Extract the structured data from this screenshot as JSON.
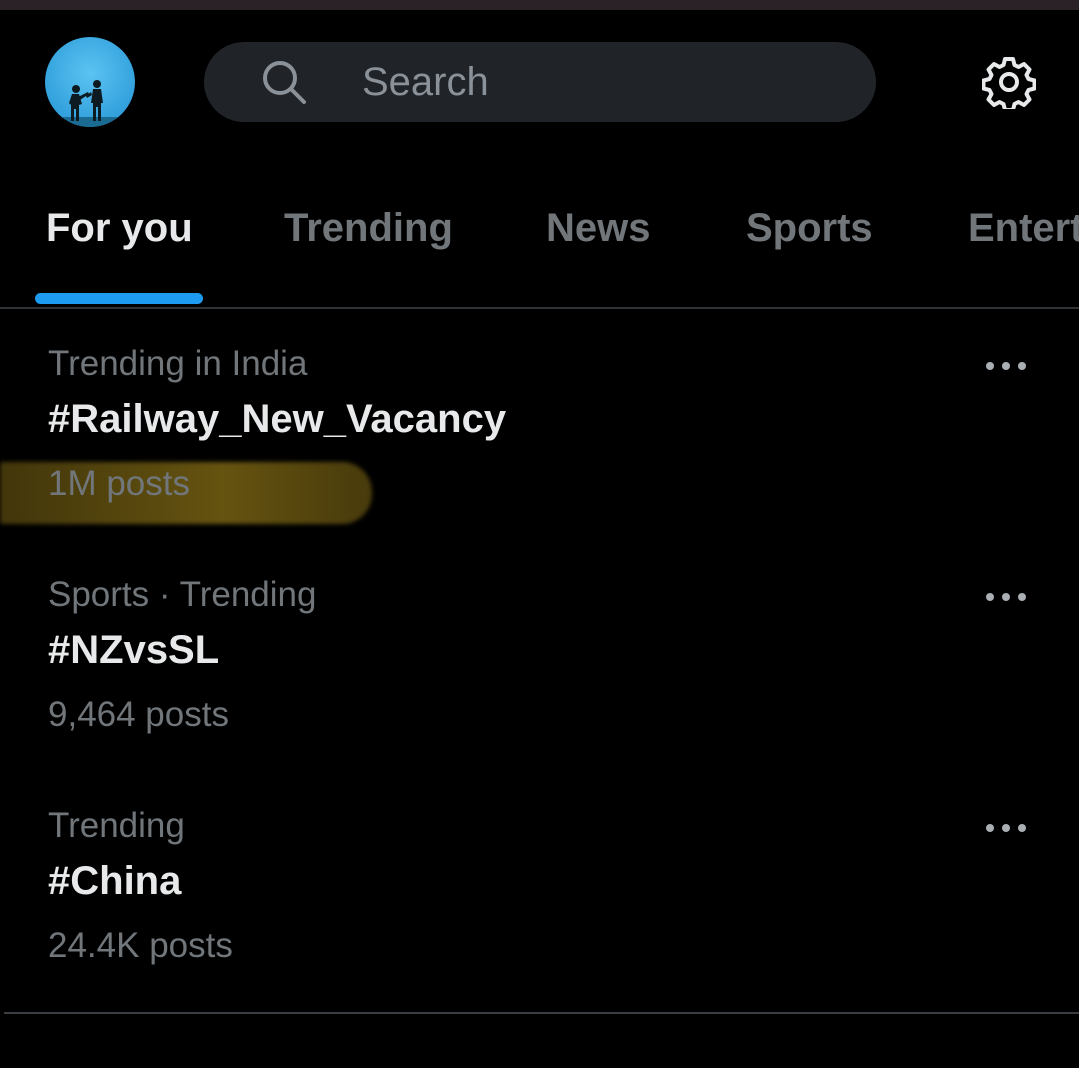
{
  "header": {
    "avatar_icon": "profile-avatar",
    "search": {
      "placeholder": "Search",
      "icon": "search-icon"
    },
    "settings_icon": "gear-icon"
  },
  "tabs": [
    {
      "label": "For you",
      "active": true
    },
    {
      "label": "Trending",
      "active": false
    },
    {
      "label": "News",
      "active": false
    },
    {
      "label": "Sports",
      "active": false
    },
    {
      "label": "Entert",
      "active": false
    }
  ],
  "trends": [
    {
      "context": "Trending in India",
      "topic": "#Railway_New_Vacancy",
      "count": "1M posts",
      "highlighted": true
    },
    {
      "context": "Sports · Trending",
      "topic": "#NZvsSL",
      "count": "9,464 posts",
      "highlighted": false
    },
    {
      "context": "Trending",
      "topic": "#China",
      "count": "24.4K posts",
      "highlighted": false
    }
  ],
  "colors": {
    "background": "#000000",
    "accent": "#1d9bf0",
    "primary_text": "#e7e9ea",
    "secondary_text": "#71767b",
    "highlight": "#8c7316"
  }
}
===
▶ TO BE DONE
List the lines of the material in which the word "Trending" occurs.

▶ OUTPUT OF THE EXERCISE
      "label": "Trending",
      "context": "Trending in India",
      "context": "Sports · Trending",
      "context": "Trending",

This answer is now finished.